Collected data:
*****

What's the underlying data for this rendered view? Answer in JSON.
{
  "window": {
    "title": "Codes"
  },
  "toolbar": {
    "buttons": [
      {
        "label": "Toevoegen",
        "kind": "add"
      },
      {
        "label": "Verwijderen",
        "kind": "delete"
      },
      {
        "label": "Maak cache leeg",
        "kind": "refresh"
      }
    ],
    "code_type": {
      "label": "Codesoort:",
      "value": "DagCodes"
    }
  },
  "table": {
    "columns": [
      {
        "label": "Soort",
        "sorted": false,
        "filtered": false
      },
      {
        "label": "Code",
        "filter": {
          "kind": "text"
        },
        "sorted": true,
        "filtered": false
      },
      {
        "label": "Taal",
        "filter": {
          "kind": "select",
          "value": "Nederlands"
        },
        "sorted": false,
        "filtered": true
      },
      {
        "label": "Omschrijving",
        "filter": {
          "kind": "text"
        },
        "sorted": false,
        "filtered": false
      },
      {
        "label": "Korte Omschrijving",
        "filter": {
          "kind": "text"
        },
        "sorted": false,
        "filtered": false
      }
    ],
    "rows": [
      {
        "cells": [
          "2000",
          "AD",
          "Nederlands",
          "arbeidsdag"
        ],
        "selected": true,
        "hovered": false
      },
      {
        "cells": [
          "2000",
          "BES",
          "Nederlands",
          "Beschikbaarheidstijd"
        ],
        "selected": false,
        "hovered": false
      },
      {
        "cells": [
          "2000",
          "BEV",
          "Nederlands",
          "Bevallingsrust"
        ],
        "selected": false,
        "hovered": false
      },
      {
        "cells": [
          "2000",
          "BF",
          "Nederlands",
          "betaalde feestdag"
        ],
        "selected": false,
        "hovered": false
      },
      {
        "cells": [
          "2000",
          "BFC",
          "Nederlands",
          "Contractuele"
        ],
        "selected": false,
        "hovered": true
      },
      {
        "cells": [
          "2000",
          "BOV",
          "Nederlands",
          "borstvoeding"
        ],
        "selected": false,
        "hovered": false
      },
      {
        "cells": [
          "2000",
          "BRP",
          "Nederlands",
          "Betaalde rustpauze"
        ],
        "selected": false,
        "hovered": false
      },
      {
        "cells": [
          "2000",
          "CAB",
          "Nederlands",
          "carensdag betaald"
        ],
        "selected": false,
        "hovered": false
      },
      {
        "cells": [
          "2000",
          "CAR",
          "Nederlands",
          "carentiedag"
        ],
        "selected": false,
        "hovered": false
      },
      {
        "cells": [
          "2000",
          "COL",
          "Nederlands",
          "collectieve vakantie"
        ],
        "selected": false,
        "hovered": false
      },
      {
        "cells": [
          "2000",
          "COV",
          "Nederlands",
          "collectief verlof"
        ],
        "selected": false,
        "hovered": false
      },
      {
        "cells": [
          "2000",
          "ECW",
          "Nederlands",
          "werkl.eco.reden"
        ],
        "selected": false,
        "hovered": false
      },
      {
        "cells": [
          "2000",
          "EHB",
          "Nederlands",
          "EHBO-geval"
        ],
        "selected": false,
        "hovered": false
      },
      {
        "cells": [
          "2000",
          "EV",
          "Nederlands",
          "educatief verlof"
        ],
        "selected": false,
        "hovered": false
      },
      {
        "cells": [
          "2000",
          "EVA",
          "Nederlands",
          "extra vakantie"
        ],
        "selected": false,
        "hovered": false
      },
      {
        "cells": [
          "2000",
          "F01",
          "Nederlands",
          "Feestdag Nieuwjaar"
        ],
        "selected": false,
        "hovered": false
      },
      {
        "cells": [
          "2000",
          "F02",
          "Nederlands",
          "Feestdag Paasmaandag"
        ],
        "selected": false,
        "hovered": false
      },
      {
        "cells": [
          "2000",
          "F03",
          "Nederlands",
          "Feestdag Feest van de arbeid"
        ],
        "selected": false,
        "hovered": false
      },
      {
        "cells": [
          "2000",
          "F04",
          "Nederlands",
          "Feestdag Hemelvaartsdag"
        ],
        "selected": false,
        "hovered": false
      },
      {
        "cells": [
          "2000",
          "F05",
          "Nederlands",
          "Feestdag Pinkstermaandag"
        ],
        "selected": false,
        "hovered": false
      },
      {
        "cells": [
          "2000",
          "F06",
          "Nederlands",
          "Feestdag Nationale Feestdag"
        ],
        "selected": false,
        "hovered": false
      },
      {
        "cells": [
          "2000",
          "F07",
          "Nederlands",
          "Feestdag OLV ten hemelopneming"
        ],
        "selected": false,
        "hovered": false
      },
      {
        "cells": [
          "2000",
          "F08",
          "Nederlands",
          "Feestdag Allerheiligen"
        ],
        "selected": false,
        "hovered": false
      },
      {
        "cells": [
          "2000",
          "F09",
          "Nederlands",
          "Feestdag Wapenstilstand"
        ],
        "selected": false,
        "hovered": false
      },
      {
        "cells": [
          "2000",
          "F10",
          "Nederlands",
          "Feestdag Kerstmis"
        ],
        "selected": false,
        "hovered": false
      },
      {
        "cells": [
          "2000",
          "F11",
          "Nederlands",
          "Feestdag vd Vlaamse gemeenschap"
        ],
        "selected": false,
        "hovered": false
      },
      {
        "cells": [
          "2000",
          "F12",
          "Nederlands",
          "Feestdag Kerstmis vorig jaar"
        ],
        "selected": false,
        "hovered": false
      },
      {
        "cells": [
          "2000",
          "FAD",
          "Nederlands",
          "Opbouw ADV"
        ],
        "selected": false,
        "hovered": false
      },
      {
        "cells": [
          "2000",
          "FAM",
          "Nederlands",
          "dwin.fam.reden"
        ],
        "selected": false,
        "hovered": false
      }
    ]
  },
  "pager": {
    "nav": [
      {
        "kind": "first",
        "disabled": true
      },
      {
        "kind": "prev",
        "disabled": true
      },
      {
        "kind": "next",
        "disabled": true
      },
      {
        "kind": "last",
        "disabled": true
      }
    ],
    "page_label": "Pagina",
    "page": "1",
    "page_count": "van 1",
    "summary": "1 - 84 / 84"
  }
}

*****

Directions for this task: Gather each line in the data that holds the string "Omschrijving".

Solution to this task:
        "label": "Omschrijving",
        "label": "Korte Omschrijving",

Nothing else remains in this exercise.